* begin Record excerpts *

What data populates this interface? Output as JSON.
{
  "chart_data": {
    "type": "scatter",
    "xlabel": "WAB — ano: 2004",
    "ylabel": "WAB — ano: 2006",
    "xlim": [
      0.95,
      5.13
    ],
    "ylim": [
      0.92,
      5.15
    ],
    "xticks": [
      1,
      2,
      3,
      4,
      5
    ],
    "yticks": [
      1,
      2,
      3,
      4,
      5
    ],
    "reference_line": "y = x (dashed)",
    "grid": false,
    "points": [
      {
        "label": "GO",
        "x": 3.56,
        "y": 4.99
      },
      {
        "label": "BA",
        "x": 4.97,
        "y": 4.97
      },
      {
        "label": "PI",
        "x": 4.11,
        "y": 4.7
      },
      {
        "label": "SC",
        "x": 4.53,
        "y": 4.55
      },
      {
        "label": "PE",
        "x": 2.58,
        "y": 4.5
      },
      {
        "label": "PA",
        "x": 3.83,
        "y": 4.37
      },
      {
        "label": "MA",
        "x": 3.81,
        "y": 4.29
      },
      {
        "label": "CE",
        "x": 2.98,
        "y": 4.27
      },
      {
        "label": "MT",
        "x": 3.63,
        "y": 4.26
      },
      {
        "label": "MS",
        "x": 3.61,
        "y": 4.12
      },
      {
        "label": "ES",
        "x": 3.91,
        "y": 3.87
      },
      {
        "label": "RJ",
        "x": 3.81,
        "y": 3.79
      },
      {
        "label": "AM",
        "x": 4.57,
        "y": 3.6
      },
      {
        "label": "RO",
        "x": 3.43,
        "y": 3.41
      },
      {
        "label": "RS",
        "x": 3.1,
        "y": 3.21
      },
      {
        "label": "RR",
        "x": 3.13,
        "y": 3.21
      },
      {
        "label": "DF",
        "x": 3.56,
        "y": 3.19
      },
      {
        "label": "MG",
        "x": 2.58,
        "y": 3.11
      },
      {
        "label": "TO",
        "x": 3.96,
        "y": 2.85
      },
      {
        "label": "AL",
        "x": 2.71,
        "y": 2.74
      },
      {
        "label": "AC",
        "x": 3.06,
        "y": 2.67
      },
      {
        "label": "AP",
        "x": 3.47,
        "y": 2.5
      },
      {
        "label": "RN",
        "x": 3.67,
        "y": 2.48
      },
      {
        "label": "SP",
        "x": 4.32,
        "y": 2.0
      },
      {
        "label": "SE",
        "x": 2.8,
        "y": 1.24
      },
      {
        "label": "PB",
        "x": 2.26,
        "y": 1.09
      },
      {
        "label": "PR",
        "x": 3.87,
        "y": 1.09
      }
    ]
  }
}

* end Record excerpts *

■ Problem details
Each line of the listing should be copied exactly.

■ Solution for this problem
What data populates this interface? Output as JSON.
{
  "chart_data": {
    "type": "scatter",
    "xlabel": "WAB — ano: 2004",
    "ylabel": "WAB — ano: 2006",
    "xlim": [
      0.95,
      5.13
    ],
    "ylim": [
      0.92,
      5.15
    ],
    "xticks": [
      1,
      2,
      3,
      4,
      5
    ],
    "yticks": [
      1,
      2,
      3,
      4,
      5
    ],
    "reference_line": "y = x (dashed)",
    "grid": false,
    "points": [
      {
        "label": "GO",
        "x": 3.56,
        "y": 4.99
      },
      {
        "label": "BA",
        "x": 4.97,
        "y": 4.97
      },
      {
        "label": "PI",
        "x": 4.11,
        "y": 4.7
      },
      {
        "label": "SC",
        "x": 4.53,
        "y": 4.55
      },
      {
        "label": "PE",
        "x": 2.58,
        "y": 4.5
      },
      {
        "label": "PA",
        "x": 3.83,
        "y": 4.37
      },
      {
        "label": "MA",
        "x": 3.81,
        "y": 4.29
      },
      {
        "label": "CE",
        "x": 2.98,
        "y": 4.27
      },
      {
        "label": "MT",
        "x": 3.63,
        "y": 4.26
      },
      {
        "label": "MS",
        "x": 3.61,
        "y": 4.12
      },
      {
        "label": "ES",
        "x": 3.91,
        "y": 3.87
      },
      {
        "label": "RJ",
        "x": 3.81,
        "y": 3.79
      },
      {
        "label": "AM",
        "x": 4.57,
        "y": 3.6
      },
      {
        "label": "RO",
        "x": 3.43,
        "y": 3.41
      },
      {
        "label": "RS",
        "x": 3.1,
        "y": 3.21
      },
      {
        "label": "RR",
        "x": 3.13,
        "y": 3.21
      },
      {
        "label": "DF",
        "x": 3.56,
        "y": 3.19
      },
      {
        "label": "MG",
        "x": 2.58,
        "y": 3.11
      },
      {
        "label": "TO",
        "x": 3.96,
        "y": 2.85
      },
      {
        "label": "AL",
        "x": 2.71,
        "y": 2.74
      },
      {
        "label": "AC",
        "x": 3.06,
        "y": 2.67
      },
      {
        "label": "AP",
        "x": 3.47,
        "y": 2.5
      },
      {
        "label": "RN",
        "x": 3.67,
        "y": 2.48
      },
      {
        "label": "SP",
        "x": 4.32,
        "y": 2.0
      },
      {
        "label": "SE",
        "x": 2.8,
        "y": 1.24
      },
      {
        "label": "PB",
        "x": 2.26,
        "y": 1.09
      },
      {
        "label": "PR",
        "x": 3.87,
        "y": 1.09
      }
    ]
  }
}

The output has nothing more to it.